• _INSTRUCTIONS FOR THE TASK_
In how many lines of the data does the word "JSON" appear? Give the number by itself.

• _RAW DATA_

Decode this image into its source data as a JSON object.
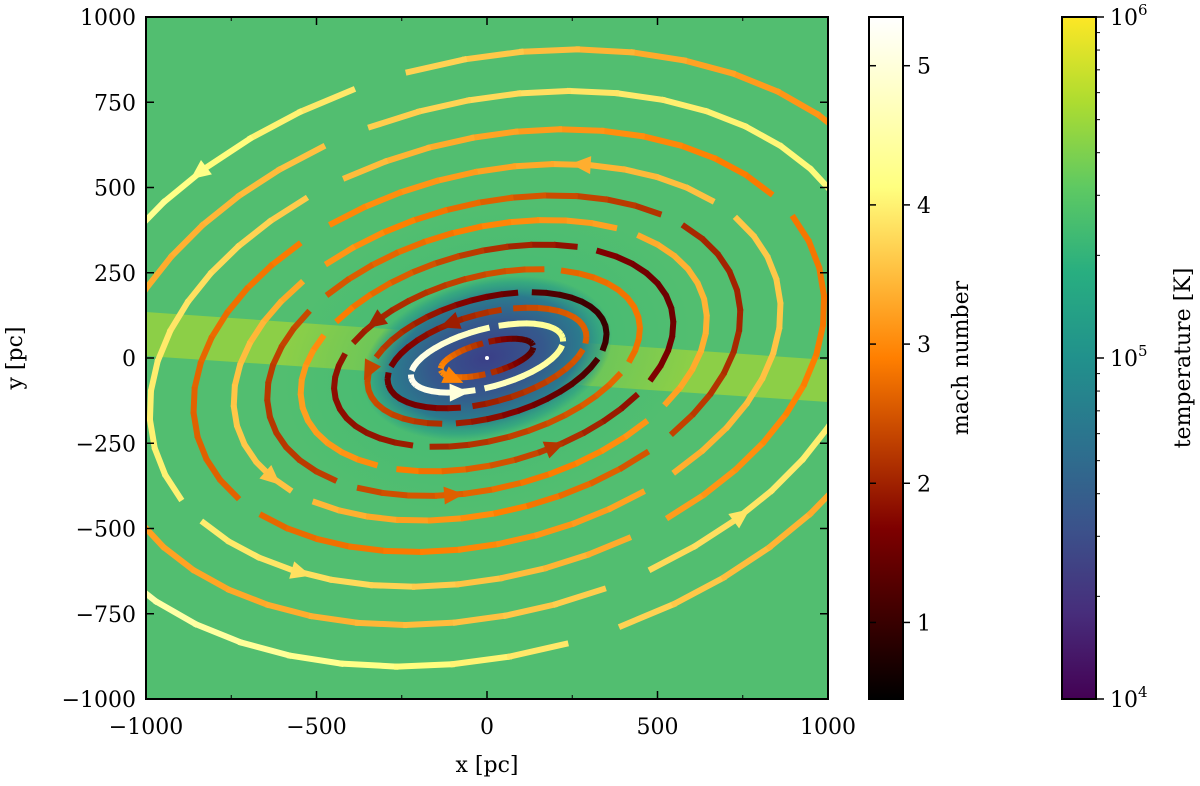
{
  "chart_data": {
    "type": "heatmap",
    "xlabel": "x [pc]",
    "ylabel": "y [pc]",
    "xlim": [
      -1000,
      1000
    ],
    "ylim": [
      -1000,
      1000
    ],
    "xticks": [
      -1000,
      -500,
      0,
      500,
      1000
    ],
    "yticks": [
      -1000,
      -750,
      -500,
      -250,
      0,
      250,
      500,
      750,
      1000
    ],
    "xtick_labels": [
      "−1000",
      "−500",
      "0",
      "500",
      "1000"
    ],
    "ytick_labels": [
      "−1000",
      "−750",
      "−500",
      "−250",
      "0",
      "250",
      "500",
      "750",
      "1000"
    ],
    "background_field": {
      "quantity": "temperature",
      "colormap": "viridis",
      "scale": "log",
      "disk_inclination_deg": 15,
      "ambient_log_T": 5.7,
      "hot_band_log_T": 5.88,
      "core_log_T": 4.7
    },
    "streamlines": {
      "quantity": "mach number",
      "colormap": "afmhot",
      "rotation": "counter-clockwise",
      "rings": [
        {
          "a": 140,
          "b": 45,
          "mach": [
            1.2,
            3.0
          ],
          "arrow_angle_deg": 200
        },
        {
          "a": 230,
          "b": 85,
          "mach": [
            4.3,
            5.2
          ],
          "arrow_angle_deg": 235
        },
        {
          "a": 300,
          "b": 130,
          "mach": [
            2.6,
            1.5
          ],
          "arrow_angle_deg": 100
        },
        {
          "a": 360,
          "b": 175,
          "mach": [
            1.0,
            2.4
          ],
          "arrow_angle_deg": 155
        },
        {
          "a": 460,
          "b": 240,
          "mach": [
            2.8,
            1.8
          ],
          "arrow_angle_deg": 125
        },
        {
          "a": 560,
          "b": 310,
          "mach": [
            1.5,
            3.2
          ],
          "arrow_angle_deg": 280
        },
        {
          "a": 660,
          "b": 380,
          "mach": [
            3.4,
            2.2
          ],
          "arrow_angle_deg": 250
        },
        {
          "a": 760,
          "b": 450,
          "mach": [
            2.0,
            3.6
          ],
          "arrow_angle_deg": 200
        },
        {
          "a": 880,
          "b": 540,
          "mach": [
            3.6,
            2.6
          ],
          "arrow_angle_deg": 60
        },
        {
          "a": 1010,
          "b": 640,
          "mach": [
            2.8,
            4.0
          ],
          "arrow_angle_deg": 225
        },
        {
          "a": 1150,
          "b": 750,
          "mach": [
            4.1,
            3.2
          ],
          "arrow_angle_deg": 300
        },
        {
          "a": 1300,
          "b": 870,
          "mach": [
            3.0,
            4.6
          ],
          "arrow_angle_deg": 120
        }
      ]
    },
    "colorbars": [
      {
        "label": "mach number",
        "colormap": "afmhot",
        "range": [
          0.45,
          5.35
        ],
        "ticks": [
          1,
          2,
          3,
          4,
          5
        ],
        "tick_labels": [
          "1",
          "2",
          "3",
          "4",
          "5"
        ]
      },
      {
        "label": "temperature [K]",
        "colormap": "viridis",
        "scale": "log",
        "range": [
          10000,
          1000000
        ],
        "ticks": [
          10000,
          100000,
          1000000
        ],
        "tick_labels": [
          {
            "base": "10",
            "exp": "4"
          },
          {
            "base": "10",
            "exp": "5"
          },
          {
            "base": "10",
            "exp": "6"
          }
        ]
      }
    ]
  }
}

--

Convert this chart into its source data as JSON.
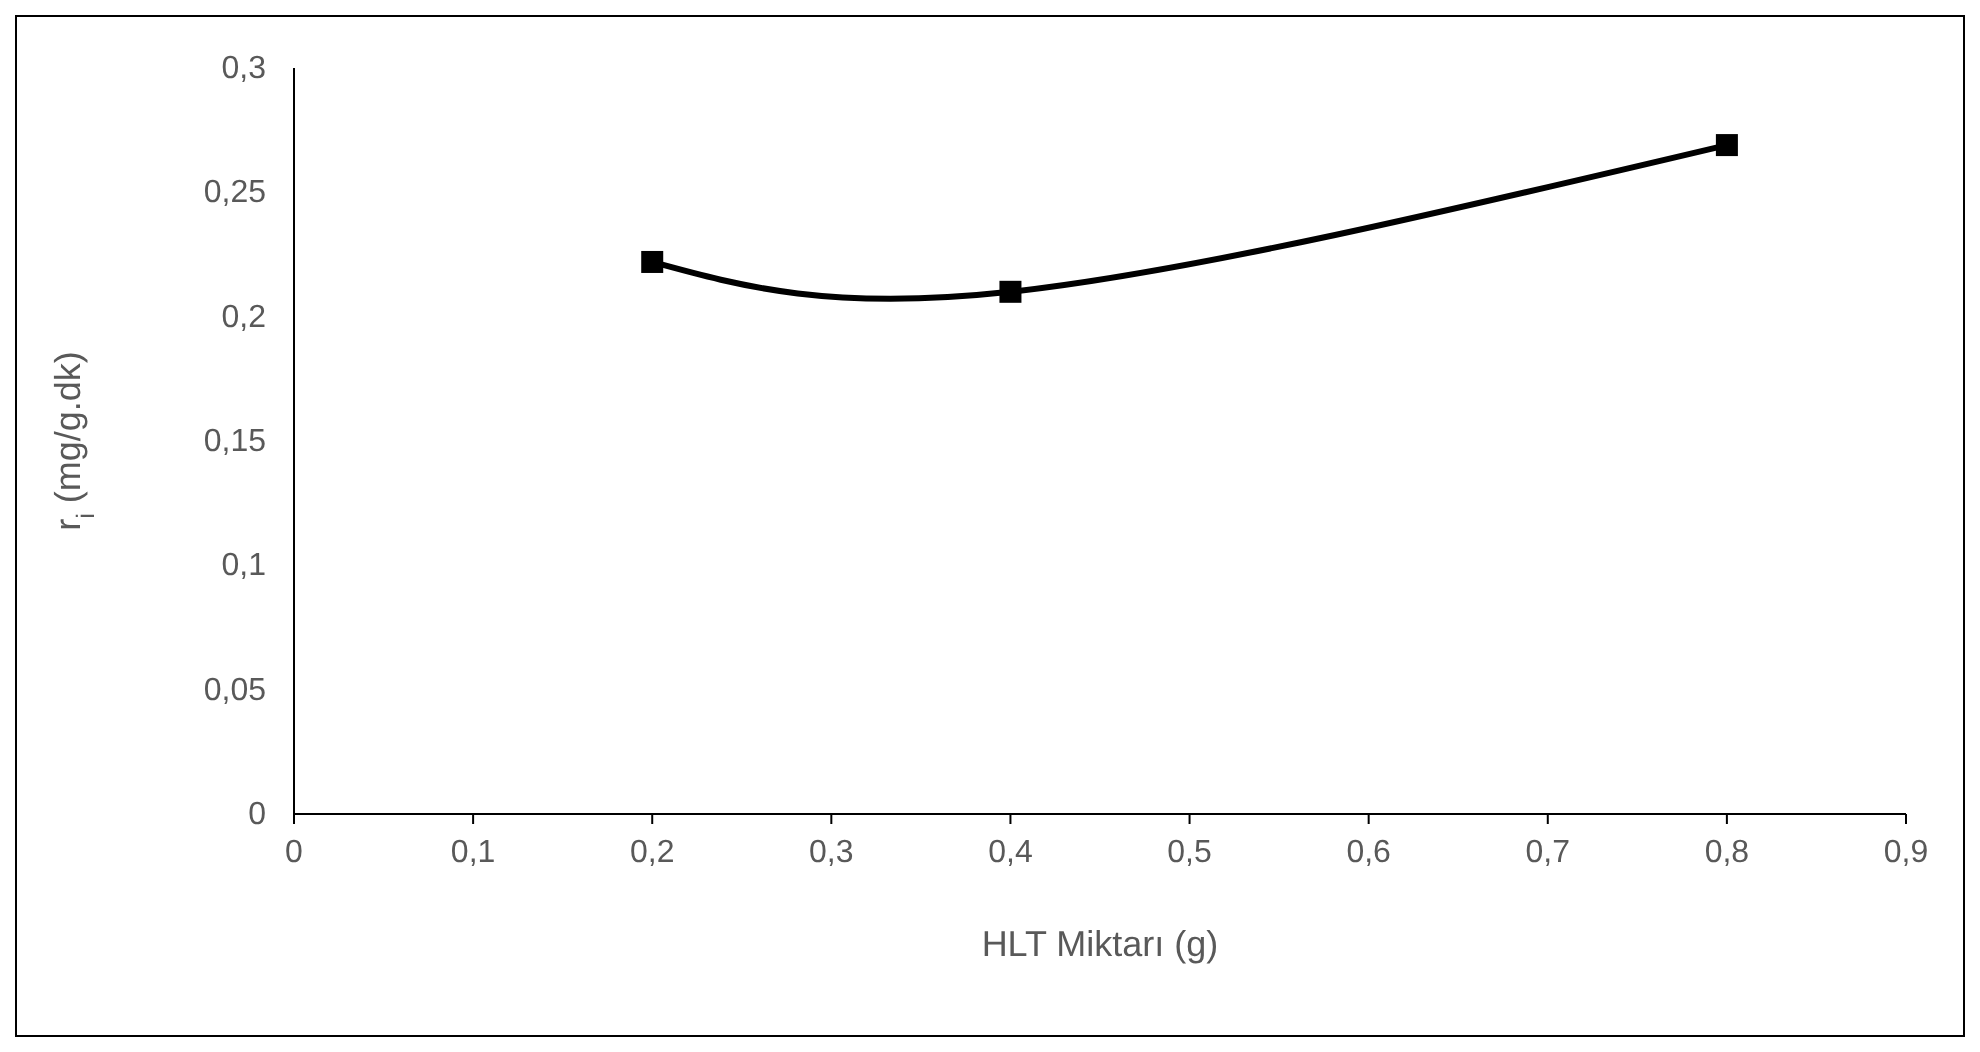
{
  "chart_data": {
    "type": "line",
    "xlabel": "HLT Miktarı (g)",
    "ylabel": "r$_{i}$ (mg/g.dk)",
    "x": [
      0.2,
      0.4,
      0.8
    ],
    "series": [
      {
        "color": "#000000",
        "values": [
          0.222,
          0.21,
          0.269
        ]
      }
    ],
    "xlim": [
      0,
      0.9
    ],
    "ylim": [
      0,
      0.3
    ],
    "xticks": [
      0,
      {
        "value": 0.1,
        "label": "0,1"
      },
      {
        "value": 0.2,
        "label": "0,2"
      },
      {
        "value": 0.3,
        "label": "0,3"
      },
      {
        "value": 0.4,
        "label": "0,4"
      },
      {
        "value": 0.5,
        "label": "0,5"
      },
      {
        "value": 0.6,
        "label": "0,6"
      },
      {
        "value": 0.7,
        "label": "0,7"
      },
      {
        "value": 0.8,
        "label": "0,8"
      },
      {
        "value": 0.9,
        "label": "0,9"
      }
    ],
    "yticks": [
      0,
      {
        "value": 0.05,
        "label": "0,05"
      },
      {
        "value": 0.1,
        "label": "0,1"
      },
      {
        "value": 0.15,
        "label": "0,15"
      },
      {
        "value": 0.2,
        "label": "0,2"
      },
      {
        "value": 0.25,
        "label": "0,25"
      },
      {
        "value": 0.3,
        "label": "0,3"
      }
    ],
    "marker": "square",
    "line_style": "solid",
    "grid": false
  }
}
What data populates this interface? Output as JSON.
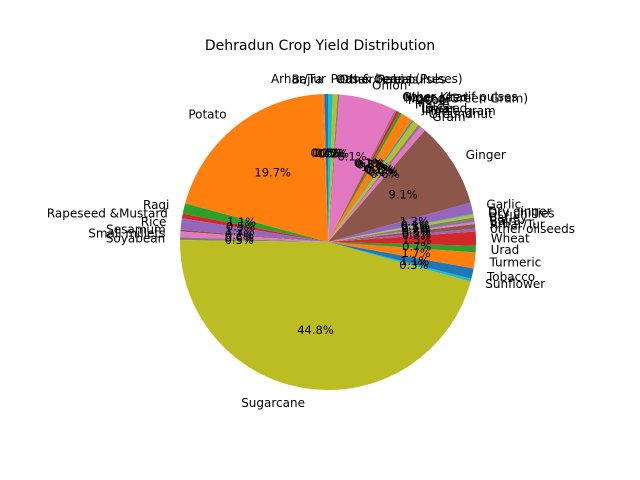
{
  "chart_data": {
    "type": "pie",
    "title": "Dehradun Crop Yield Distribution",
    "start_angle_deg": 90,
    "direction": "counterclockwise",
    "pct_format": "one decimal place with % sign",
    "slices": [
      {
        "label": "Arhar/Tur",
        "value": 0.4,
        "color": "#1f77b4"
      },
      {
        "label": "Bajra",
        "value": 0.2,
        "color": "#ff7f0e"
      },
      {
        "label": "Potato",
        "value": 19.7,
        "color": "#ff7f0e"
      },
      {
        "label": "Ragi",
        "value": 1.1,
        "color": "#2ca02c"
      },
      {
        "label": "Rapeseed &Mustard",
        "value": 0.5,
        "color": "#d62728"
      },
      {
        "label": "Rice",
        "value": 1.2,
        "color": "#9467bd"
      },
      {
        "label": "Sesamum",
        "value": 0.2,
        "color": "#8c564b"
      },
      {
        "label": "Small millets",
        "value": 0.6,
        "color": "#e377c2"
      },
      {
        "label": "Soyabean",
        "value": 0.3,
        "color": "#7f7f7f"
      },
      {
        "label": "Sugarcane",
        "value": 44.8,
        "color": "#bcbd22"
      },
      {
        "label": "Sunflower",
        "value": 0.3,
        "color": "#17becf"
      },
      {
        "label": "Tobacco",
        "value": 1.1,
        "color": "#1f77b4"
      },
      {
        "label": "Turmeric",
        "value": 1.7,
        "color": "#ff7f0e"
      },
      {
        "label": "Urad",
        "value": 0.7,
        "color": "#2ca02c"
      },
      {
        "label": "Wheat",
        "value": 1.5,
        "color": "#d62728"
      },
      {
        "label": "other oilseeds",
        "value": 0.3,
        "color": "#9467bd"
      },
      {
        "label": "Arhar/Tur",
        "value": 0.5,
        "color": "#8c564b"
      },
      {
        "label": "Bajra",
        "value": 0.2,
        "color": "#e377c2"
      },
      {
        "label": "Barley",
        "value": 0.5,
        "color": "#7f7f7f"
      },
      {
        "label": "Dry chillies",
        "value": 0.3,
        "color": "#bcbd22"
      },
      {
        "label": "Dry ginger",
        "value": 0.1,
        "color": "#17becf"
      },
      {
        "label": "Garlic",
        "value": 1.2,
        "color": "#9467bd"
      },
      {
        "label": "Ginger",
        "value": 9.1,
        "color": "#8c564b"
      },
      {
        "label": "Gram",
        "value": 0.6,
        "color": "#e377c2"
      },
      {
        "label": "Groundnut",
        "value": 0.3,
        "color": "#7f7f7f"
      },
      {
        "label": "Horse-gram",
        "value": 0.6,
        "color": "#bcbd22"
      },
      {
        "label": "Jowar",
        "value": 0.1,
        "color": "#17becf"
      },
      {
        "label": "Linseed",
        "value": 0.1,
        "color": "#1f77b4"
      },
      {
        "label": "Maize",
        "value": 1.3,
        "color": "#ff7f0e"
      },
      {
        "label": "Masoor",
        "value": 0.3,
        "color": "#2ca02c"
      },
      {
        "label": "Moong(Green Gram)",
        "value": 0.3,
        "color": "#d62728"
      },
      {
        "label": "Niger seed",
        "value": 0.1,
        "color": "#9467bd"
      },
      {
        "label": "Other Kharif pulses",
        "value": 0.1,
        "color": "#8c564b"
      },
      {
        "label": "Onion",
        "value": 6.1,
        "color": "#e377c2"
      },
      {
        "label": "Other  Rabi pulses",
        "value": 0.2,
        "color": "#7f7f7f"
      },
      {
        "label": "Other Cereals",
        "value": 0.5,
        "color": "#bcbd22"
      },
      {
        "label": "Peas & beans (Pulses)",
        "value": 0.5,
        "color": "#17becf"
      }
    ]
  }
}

==

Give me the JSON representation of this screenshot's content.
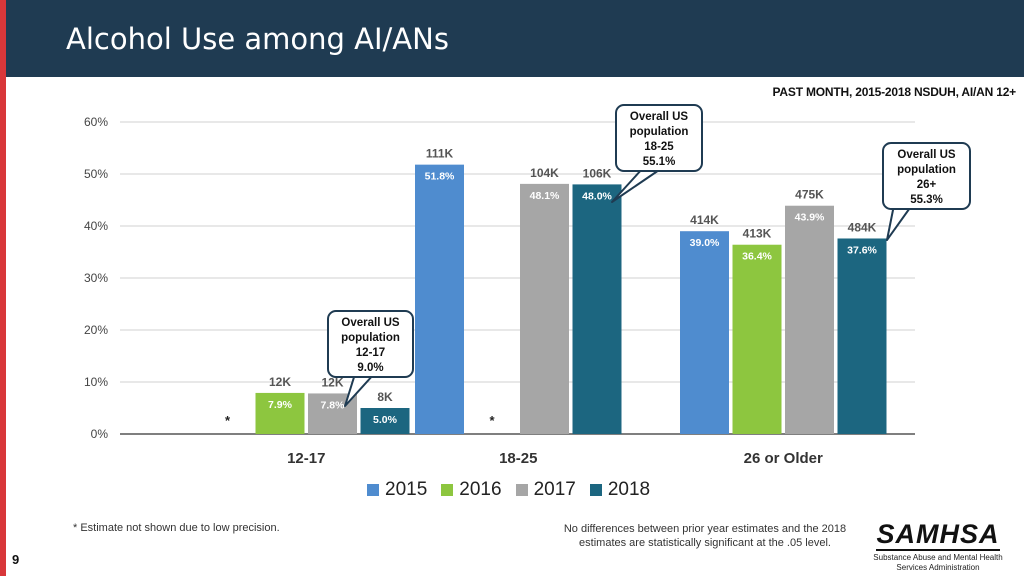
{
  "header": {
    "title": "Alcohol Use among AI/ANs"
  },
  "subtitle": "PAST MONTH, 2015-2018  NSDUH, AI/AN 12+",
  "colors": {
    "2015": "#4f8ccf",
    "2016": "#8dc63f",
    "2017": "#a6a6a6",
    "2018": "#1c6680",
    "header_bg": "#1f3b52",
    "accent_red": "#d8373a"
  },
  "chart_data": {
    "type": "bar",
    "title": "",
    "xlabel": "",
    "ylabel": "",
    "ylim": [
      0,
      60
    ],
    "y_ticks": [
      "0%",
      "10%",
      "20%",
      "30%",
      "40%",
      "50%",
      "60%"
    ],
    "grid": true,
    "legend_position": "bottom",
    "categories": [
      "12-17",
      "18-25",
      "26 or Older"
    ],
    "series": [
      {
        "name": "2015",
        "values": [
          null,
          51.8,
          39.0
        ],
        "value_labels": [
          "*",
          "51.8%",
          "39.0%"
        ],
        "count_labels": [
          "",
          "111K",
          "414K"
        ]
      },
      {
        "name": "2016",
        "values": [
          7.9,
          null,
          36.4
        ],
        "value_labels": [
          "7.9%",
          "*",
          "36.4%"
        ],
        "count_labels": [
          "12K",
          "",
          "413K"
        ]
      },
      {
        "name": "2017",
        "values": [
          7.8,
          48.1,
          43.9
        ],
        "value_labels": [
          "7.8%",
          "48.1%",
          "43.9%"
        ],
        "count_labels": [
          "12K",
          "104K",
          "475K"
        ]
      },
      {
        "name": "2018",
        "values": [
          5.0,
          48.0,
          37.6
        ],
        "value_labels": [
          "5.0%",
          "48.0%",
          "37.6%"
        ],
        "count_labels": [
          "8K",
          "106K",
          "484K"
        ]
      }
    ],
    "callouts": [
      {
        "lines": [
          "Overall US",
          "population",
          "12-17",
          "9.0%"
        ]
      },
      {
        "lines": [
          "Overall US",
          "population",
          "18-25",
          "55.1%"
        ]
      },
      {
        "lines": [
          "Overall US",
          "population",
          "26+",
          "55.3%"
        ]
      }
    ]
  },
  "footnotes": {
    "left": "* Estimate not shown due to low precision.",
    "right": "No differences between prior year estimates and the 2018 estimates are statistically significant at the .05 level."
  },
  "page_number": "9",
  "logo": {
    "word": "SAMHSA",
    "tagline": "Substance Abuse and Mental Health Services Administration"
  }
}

• _ANSWER TO THIS PROBLEM_
4